● **TASK OBJECTIVE**
Output the records. Match them exactly.

*** LISTED RECORDS

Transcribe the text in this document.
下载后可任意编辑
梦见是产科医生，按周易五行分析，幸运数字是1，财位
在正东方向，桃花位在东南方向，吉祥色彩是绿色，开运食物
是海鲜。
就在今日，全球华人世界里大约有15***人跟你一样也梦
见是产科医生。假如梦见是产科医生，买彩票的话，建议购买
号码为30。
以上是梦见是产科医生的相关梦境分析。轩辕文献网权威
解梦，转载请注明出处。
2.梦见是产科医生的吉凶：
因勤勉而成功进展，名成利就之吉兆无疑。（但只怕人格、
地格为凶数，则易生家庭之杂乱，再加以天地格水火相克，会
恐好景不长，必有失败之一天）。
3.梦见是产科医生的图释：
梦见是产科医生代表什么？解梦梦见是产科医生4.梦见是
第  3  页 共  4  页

******

● **RIGHT ANSWER**
Transcribe the text in this document.
下载后可任意编辑
梦见是产科医生，按周易五行分析，幸运数字是1，财位
在正东方向，桃花位在东南方向，吉祥色彩是绿色，开运食物
是海鲜。
就在今日，全球华人世界里大约有15***人跟你一样也梦
见是产科医生。假如梦见是产科医生，买彩票的话，建议购买
号码为30。
以上是梦见是产科医生的相关梦境分析。轩辕文献网权威
解梦，转载请注明出处。
2.梦见是产科医生的吉凶：
因勤勉而成功进展，名成利就之吉兆无疑。（但只怕人格、
地格为凶数，则易生家庭之杂乱，再加以天地格水火相克，会
恐好景不长，必有失败之一天）。
3.梦见是产科医生的图释：
梦见是产科医生代表什么？解梦梦见是产科医生4.梦见是
第  3  页 共  4  页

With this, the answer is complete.